• **TASK REQUIREMENTS**
Look through the entries below and report how many lines hold the string "быть". Only the number is wanted.
======== LISTED ENTRIES
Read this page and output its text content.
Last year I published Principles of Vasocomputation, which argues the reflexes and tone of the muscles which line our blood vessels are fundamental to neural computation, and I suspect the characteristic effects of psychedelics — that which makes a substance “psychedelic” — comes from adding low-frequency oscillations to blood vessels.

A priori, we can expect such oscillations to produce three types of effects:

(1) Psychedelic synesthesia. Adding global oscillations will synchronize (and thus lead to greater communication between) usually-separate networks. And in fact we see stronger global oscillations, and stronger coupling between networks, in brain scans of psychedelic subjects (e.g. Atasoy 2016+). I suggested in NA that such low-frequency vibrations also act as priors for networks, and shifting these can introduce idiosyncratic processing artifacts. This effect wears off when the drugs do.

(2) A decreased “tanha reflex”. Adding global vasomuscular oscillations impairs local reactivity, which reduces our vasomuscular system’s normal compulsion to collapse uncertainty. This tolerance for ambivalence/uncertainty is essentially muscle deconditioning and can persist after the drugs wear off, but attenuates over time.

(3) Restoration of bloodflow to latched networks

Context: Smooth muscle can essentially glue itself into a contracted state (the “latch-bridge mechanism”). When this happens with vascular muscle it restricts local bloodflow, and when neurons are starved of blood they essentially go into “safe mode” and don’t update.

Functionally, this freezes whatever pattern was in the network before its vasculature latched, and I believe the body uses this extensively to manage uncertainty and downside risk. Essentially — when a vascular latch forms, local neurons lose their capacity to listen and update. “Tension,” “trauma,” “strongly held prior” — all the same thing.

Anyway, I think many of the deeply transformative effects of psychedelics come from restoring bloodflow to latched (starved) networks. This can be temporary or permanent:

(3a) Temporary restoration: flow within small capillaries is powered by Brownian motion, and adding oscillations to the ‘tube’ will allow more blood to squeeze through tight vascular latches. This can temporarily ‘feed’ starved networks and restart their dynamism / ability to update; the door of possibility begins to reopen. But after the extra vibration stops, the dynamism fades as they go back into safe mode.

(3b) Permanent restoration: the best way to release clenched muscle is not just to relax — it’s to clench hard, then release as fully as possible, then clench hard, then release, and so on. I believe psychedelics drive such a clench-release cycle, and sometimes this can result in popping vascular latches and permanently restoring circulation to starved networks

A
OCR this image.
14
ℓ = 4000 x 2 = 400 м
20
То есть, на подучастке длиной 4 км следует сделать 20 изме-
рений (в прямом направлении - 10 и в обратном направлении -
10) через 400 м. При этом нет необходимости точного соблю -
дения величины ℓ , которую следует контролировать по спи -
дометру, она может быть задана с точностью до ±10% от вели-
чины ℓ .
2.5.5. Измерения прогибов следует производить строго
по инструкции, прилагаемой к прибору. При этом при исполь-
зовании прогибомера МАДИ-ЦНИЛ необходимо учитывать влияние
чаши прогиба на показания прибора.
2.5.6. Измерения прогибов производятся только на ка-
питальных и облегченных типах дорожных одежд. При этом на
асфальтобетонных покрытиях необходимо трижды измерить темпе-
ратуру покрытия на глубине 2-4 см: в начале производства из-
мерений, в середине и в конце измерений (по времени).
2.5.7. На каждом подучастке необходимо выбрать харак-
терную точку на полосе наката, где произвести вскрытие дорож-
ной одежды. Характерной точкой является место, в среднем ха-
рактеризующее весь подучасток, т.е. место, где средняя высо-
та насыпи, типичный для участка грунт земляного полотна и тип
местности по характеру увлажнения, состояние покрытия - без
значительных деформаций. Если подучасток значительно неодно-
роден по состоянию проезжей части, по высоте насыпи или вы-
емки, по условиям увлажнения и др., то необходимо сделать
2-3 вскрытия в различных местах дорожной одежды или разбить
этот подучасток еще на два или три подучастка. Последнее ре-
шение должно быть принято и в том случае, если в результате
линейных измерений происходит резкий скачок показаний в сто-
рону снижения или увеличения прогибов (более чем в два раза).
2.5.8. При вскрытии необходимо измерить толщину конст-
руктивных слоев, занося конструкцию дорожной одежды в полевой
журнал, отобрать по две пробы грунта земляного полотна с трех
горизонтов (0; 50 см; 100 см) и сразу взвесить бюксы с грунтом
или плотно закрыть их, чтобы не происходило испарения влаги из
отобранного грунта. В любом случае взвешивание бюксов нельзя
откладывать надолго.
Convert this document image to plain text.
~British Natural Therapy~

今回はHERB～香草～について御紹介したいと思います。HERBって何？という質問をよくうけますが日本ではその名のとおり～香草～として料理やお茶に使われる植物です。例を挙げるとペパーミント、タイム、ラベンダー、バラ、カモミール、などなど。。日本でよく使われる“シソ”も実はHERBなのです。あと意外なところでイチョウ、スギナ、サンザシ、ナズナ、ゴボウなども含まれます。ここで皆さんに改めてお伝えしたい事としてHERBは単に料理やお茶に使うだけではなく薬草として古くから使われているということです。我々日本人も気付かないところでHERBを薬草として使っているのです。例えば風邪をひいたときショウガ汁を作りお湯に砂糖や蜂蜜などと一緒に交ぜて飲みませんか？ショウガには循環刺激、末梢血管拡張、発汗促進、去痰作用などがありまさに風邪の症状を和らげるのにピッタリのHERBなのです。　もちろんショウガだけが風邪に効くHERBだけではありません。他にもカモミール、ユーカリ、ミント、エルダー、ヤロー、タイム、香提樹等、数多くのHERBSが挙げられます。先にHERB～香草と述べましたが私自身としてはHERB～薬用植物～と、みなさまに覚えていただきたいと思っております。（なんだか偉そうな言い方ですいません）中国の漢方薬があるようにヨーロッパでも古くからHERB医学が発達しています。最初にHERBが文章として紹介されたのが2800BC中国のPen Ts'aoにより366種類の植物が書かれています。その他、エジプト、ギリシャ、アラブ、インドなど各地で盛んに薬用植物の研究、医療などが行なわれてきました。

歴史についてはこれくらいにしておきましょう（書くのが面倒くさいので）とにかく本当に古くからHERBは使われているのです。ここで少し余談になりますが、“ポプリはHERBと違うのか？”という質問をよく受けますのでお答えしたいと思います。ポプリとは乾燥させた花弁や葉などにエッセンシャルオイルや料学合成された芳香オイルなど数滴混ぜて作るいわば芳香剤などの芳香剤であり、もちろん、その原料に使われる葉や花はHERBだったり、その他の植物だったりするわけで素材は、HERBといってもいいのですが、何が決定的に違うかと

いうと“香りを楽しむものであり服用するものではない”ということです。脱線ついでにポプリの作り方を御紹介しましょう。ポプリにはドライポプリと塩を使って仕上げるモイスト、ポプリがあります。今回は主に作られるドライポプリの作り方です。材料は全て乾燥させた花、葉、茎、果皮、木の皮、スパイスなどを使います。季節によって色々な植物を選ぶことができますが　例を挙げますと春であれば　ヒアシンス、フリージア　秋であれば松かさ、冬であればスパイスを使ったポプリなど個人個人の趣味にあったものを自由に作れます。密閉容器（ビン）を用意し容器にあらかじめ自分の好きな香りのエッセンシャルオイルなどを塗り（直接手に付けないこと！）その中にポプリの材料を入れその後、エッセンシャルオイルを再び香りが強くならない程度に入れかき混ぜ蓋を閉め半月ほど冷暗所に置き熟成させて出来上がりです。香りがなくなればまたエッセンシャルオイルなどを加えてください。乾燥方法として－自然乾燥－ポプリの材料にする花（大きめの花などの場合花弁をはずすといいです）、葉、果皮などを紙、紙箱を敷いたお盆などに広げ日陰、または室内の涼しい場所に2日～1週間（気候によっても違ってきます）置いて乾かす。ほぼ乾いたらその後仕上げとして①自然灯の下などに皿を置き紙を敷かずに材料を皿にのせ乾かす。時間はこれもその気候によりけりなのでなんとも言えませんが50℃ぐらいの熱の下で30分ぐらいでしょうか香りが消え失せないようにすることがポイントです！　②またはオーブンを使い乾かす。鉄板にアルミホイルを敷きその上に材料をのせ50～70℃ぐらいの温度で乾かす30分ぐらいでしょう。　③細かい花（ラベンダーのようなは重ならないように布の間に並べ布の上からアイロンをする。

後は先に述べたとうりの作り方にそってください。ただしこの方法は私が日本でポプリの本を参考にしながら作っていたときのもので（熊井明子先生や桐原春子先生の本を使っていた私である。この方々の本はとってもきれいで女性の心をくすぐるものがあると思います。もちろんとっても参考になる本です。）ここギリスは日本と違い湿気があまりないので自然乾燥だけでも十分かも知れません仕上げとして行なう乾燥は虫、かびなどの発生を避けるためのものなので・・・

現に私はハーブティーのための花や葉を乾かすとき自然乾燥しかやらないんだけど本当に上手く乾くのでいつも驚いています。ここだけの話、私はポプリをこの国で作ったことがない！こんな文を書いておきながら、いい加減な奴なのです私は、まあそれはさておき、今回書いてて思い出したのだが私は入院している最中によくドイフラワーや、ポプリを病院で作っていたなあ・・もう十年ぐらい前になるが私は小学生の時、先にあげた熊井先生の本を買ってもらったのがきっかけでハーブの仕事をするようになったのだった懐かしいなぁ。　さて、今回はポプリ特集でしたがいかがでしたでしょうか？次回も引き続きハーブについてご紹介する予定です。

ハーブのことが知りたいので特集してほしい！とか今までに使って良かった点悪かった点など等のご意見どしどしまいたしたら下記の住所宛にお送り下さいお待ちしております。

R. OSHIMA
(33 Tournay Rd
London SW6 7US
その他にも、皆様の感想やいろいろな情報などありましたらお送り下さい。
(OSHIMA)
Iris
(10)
================
• **WRITTEN RESPONSE**
2